From the listing below, work out how many lines contain "Hispanics". Reply with that number only.

— Start of Records provided —

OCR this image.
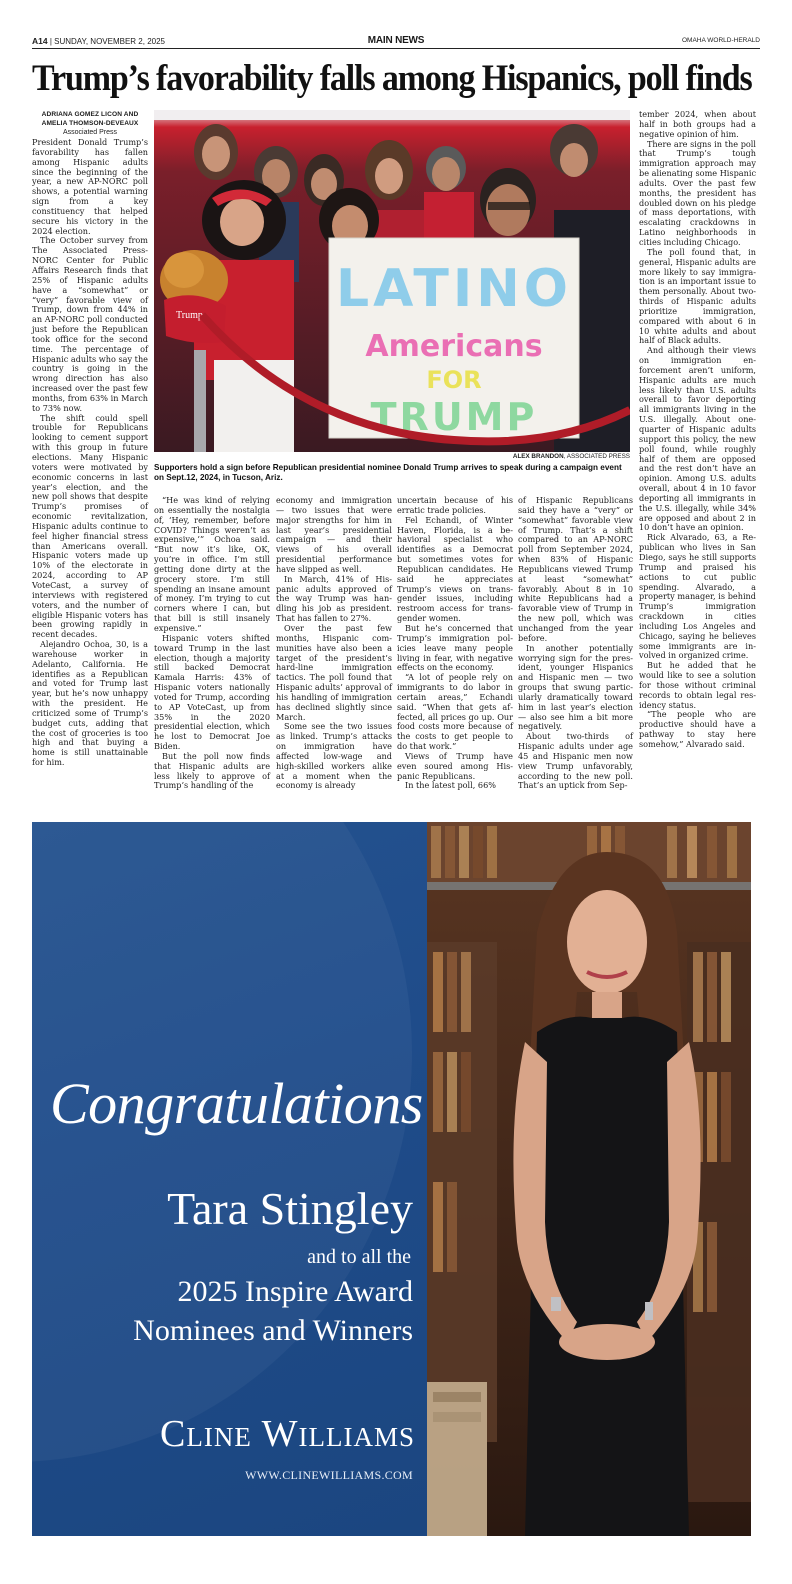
A14 | SUNDAY, NOVEMBER 2, 2025	MAIN NEWS	OMAHA WORLD-HERALD
Trump’s favorability falls among Hispanics, poll finds
ADRIANA GOMEZ LICON AND
AMELIA THOMSON-DEVEAUX
Associated Press

President Donald Trump’s favorability has fallen among Hispanic adults since the beginning of the year, a new AP-NORC poll shows, a potential warning sign from a key constituency that helped secure his victory in the 2024 election.

The October survey from The Associated Press-NORC Center for Public Affairs Research finds that 25% of Hispanic adults have a “somewhat” or “very” favorable view of Trump, down from 44% in an AP-NORC poll conducted just before the Republican took office for the second time. The percentage of Hispanic adults who say the country is going in the wrong direction has also increased over the past few months, from 63% in March to 73% now.

The shift could spell trouble for Republicans looking to cement support with this group in future elections. Many Hispanic voters were motivated by economic concerns in last year’s election, and the new poll shows that despite Trump’s promises of economic revitalization, Hispanic adults continue to feel higher financial stress than Americans overall. Hispanic voters made up 10% of the electorate in 2024, according to AP VoteCast, a survey of interviews with registered voters, and the number of eligible Hispanic voters has been growing rapidly in recent decades.

Alejandro Ochoa, 30, is a warehouse worker in Adelanto, California. He identifies as a Republican and voted for Trump last year, but he’s now unhappy with the president. He criticized some of Trump’s budget cuts, adding that the cost of groceries is too high and that buying a home is still unattainable for him.

Trump	LATINO
Americans
FOR
TRUMP
ALEX BRANDON, ASSOCIATED PRESS
Supporters hold a sign before Republican presidential nominee Donald Trump arrives to speak during a campaign event on Sept.12, 2024, in Tucson, Ariz.

“He was kind of relying on essentially the nostalgia of, ‘Hey, remember, before COVID? Things weren’t as expensive,’” Ochoa said. “But now it’s like, OK, you’re in office. I’m still getting done dirty at the grocery store. I’m still spending an insane amount of money. I’m trying to cut corners where I can, but that bill is still insanely expensive.”

Hispanic voters shifted toward Trump in the last election, though a majority still backed Democrat Kamala Harris: 43% of Hispanic voters nationally voted for Trump, according to AP VoteCast, up from 35% in the 2020 presidential election, which he lost to Democrat Joe Biden.

But the poll now finds that Hispanic adults are less likely to approve of Trump’s handling of the

economy and immigration — two issues that were major strengths for him in last year’s presidential campaign — and their views of his overall presidential performance have slipped as well.

In March, 41% of Hispanic adults approved of the way Trump was handling his job as president. That has fallen to 27%.

Over the past few months, Hispanic communities have also been a target of the president’s hard-line immigration tactics. The poll found that Hispanic adults’ approval of his handling of immigration has declined slightly since March.

Some see the two issues as linked. Trump’s attacks on immigration have affected low-wage and high-skilled workers alike at a moment when the economy is already

uncertain because of his erratic trade policies.

Fel Echandi, of Winter Haven, Florida, is a behavioral specialist who identifies as a Democrat but sometimes votes for Republican candidates. He said he appreciates Trump’s views on transgender issues, including restroom access for transgender women.

But he’s concerned that Trump’s immigration policies leave many people living in fear, with negative effects on the economy.

“A lot of people rely on immigrants to do labor in certain areas,” Echandi said. “When that gets affected, all prices go up. Our food costs more because of the costs to get people to do that work.”

Views of Trump have even soured among Hispanic Republicans.

In the latest poll, 66%

of Hispanic Republicans said they have a “very” or “somewhat” favorable view of Trump. That’s a shift compared to an AP-NORC poll from September 2024, when 83% of Hispanic Republicans viewed Trump at least “somewhat” favorably. About 8 in 10 white Republicans had a favorable view of Trump in the new poll, which was unchanged from the year before.

In another potentially worrying sign for the president, younger Hispanics and Hispanic men — two groups that swung particularly dramatically toward him in last year’s election — also see him a bit more negatively.

About two-thirds of Hispanic adults under age 45 and Hispanic men now view Trump unfavorably, according to the new poll. That’s an uptick from Sep-

tember 2024, when about half in both groups had a negative opinion of him.

There are signs in the poll that Trump’s tough immigration approach may be alienating some Hispanic adults. Over the past few months, the president has doubled down on his pledge of mass deportations, with escalating crackdowns in Latino neighborhoods in cities including Chicago.

The poll found that, in general, Hispanic adults are more likely to say immigration is an important issue to them personally. About two-thirds of Hispanic adults prioritize immigration, compared with about 6 in 10 white adults and about half of Black adults.

And although their views on immigration enforcement aren’t uniform, Hispanic adults are much less likely than U.S. adults overall to favor deporting all immigrants living in the U.S. illegally. About one-quarter of Hispanic adults support this policy, the new poll found, while roughly half of them are opposed and the rest don’t have an opinion. Among U.S. adults overall, about 4 in 10 favor deporting all immigrants in the U.S. illegally, while 34% are opposed and about 2 in 10 don’t have an opinion.

Rick Alvarado, 63, a Republican who lives in San Diego, says he still supports Trump and praised his actions to cut public spending. Alvarado, a property manager, is behind Trump’s immigration crackdown in cities including Los Angeles and Chicago, saying he believes some immigrants are involved in organized crime.

But he added that he would like to see a solution for those without criminal records to obtain legal residency status.

“The people who are productive should have a pathway to stay here somehow,” Alvarado said.

Congratulations
Tara Stingley
and to all the
2025 Inspire Award
Nominees and Winners
Cline Williams
WWW.CLINEWILLIAMS.COM
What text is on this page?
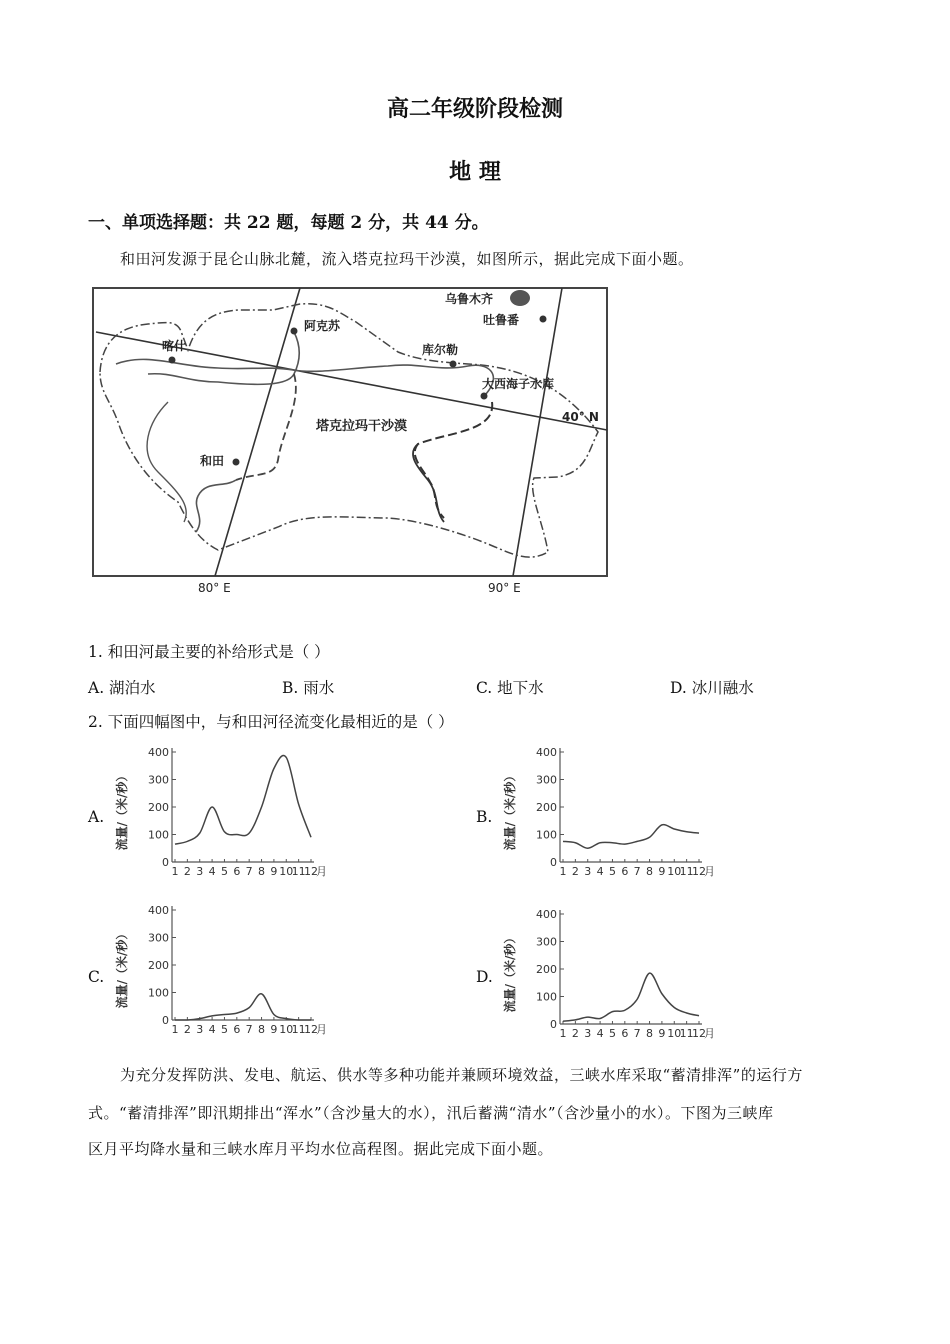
高二年级阶段检测
地 理
一、单项选择题：共 22 题，每题 2 分，共 44 分。
和田河发源于昆仑山脉北麓，流入塔克拉玛干沙漠，如图所示，据此完成下面小题。
乌鲁木齐
吐鲁番
阿克苏
喀什	库尔勒
大西海子水库
40° N
塔克拉玛干沙漠
和田
80° E	90° E
1. 和田河最主要的补给形式是（ ）
A. 湖泊水	B. 雨水	C. 地下水	D. 冰川融水
2. 下面四幅图中，与和田河径流变化最相近的是（ ）
A.	B.
C.	D.
流量/（米/秒）
400
300
200
100
0
1 2 3 4 5 6 7 8 9 10
11
12
月
流量/（米/秒）
400
300
200
100
0
1 2 3 4 5 6 7 8 9 10
11
12
月
流量/（米/秒）
400
300
200
100
0
1 2 3 4 5 6 7 8 9 10
11
12
月
流量/（米/秒）
400
300
200
100
0
1 2 3 4 5 6 7 8 9 10
11
12
月
为充分发挥防洪、发电、航运、供水等多种功能并兼顾环境效益，三峡水库采取“蓄清排浑”的运行方
式。“蓄清排浑”即汛期排出“浑水”（含沙量大的水），汛后蓄满“清水”（含沙量小的水）。下图为三峡库
区月平均降水量和三峡水库月平均水位高程图。据此完成下面小题。
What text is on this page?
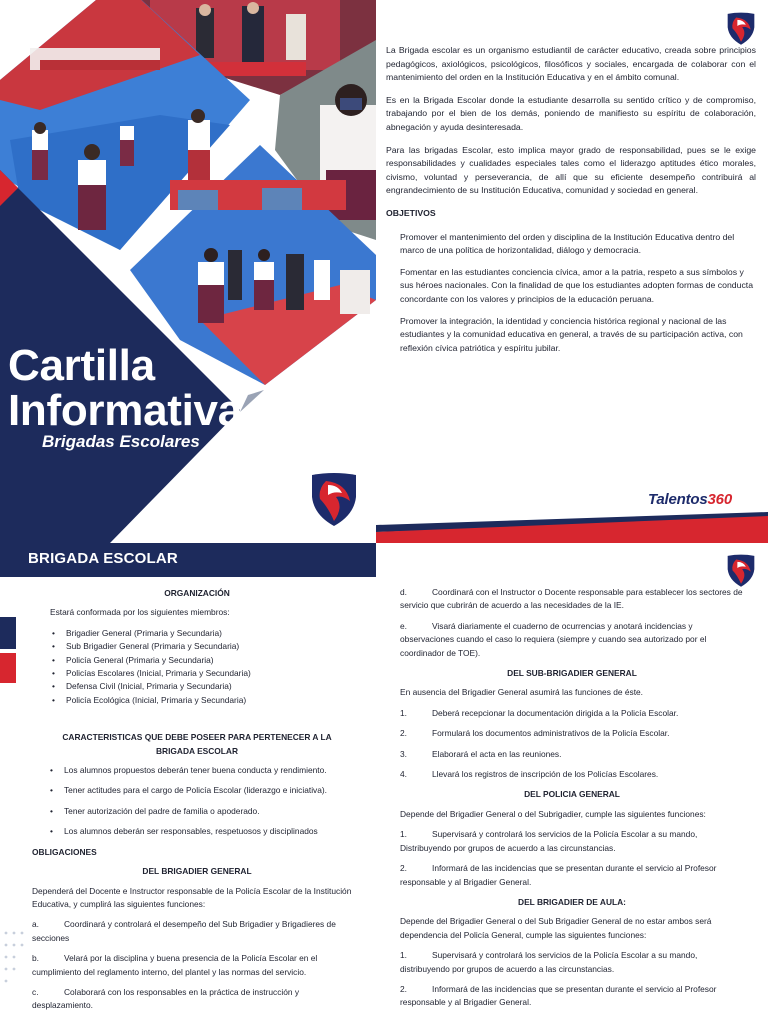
Cartilla
Informativa
Brigadas Escolares

La Brigada escolar es un organismo estudiantil de carácter educativo, creada sobre principios pedagógicos, axiológicos, psicológicos, filosóficos y sociales, encargada de colaborar con el mantenimiento del orden en la Institución Educativa y en el ámbito comunal.

Es en la Brigada Escolar donde la estudiante desarrolla su sentido crítico y de compromiso, trabajando por el bien de los demás, poniendo de manifiesto su espíritu de colaboración, abnegación y ayuda desinteresada.

Para las brigadas Escolar, esto implica mayor grado de responsabilidad, pues se le exige responsabilidades y cualidades especiales tales como el liderazgo aptitudes ético morales, civismo, voluntad y perseverancia, de allí que su eficiente desempeño contribuirá al engrandecimiento de su Institución Educativa, comunidad y sociedad en general.

OBJETIVOS

Promover el mantenimiento del orden y disciplina de la Institución Educativa dentro del marco de una política de horizontalidad, diálogo y democracia.

Fomentar en las estudiantes conciencia cívica, amor a la patria, respeto a sus símbolos y sus héroes nacionales. Con la finalidad de que los estudiantes adopten formas de conducta concordante con los valores y principios de la educación peruana.

Promover la integración, la identidad y conciencia histórica regional y nacional de las estudiantes y la comunidad educativa en general, a través de su participación activa, con reflexión cívica patriótica y espíritu jubilar.

Talentos360
BRIGADA ESCOLAR
ORGANIZACIÓN

Estará conformada por los siguientes miembros:

• Brigadier General (Primaria y Secundaria)
• Sub Brigadier General (Primaria y Secundaria)
• Policía General (Primaria y Secundaria)
• Policías Escolares (Inicial, Primaria y Secundaria)
• Defensa Civil (Inicial, Primaria y Secundaria)
• Policía Ecológica (Inicial, Primaria y Secundaria)
CARACTERISTICAS QUE DEBE POSEER PARA PERTENECER A LA BRIGADA ESCOLAR
• Los alumnos propuestos deberán tener buena conducta y rendimiento.
• Tener actitudes para el cargo de Policía Escolar (liderazgo e iniciativa).
• Tener autorización del padre de familia o apoderado.
• Los alumnos deberán ser responsables, respetuosos y disciplinados
OBLIGACIONES
DEL BRIGADIER GENERAL

Dependerá del Docente e Instructor responsable de la Policía Escolar de la Institución Educativa, y cumplirá las siguientes funciones:

a.	Coordinará y controlará el desempeño del Sub Brigadier y Brigadieres de secciones

b.	Velará por la disciplina y buena presencia de la Policía Escolar en el cumplimiento del reglamento interno, del plantel y las normas del servicio.

c.	Colaborará con los responsables en la práctica de instrucción y desplazamiento.

d.	Coordinará con el Instructor o Docente responsable para establecer los sectores de servicio que cubrirán de acuerdo a las necesidades de la IE.

e.	Visará diariamente el cuaderno de ocurrencias y anotará incidencias y observaciones cuando el caso lo requiera (siempre y cuando sea autorizado por el coordinador de TOE).

DEL SUB-BRIGADIER GENERAL

En ausencia del Brigadier General asumirá las funciones de éste.

1.	Deberá recepcionar la documentación dirigida a la Policía Escolar.

2.	Formulará los documentos administrativos de la Policía Escolar.

3.	Elaborará el acta en las reuniones.

4.	Llevará los registros de inscripción de los Policías Escolares.

DEL POLICIA GENERAL

Depende del Brigadier General o del Subrigadier, cumple las siguientes funciones:

1.	Supervisará y controlará los servicios de la Policía Escolar a su mando, Distribuyendo por grupos de acuerdo a las circunstancias.

2.	Informará de las incidencias que se presentan durante el servicio al Profesor responsable y al Brigadier General.

DEL BRIGADIER DE AULA:

Depende del Brigadier General o del Sub Brigadier General de no estar ambos será dependencia del Policía General, cumple las siguientes funciones:

1.	Supervisará y controlará los servicios de la Policía Escolar a su mando, distribuyendo por grupos de acuerdo a las circunstancias.

2.	Informará de las incidencias que se presentan durante el servicio al Profesor responsable y al Brigadier General.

— End of Records provided —

* **Response**
2